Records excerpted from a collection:
........

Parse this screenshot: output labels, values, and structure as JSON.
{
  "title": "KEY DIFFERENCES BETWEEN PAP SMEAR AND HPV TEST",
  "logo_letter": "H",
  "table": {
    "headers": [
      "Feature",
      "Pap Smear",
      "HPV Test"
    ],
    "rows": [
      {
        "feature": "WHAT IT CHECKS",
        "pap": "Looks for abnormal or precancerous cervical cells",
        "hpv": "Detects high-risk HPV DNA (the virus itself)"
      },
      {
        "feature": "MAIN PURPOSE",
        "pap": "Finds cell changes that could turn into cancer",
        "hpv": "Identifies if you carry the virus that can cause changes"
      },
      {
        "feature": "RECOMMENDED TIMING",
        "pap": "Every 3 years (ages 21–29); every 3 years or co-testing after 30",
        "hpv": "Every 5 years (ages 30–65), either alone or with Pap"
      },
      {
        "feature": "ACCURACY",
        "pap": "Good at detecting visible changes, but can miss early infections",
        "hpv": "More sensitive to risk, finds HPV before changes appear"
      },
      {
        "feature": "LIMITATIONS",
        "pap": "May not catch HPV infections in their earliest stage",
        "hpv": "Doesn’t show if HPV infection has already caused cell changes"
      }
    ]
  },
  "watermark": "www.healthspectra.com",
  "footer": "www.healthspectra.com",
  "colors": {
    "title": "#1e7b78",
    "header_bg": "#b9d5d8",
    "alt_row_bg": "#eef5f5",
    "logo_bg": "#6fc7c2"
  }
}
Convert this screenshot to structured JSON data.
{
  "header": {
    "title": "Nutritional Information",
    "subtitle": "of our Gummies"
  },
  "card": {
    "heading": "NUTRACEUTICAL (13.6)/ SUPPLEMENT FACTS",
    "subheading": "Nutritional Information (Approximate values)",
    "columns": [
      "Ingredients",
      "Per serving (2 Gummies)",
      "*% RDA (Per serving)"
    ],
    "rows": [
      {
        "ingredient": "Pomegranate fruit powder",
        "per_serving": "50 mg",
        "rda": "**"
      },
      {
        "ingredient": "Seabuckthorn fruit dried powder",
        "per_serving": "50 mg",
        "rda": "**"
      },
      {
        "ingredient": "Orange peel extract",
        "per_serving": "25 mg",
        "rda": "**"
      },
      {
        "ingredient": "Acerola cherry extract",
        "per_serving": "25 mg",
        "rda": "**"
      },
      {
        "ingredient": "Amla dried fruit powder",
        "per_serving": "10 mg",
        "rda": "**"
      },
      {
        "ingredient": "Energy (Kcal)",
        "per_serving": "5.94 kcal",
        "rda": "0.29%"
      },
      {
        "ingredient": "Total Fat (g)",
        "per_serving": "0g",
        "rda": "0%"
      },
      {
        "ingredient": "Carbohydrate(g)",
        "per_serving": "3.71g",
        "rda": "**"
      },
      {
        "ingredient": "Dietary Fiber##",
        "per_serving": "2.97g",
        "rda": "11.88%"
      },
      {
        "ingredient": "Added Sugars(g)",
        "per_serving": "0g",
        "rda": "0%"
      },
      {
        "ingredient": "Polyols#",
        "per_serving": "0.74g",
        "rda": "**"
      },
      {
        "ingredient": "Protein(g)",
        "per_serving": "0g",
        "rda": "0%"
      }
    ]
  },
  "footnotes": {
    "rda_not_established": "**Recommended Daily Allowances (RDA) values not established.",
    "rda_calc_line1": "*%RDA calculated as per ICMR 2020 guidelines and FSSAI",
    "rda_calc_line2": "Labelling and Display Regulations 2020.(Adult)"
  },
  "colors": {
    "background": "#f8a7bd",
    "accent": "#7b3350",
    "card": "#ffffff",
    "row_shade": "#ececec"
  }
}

........

▶ _PROBLEM STATEMENT_
Search the entries above for the string "infections", and report each line where it occurs.

▶ _PROBLEM SOLUTION_
        "pap": "Good at detecting visible changes, but can miss early infections",
        "pap": "May not catch HPV infections in their earliest stage",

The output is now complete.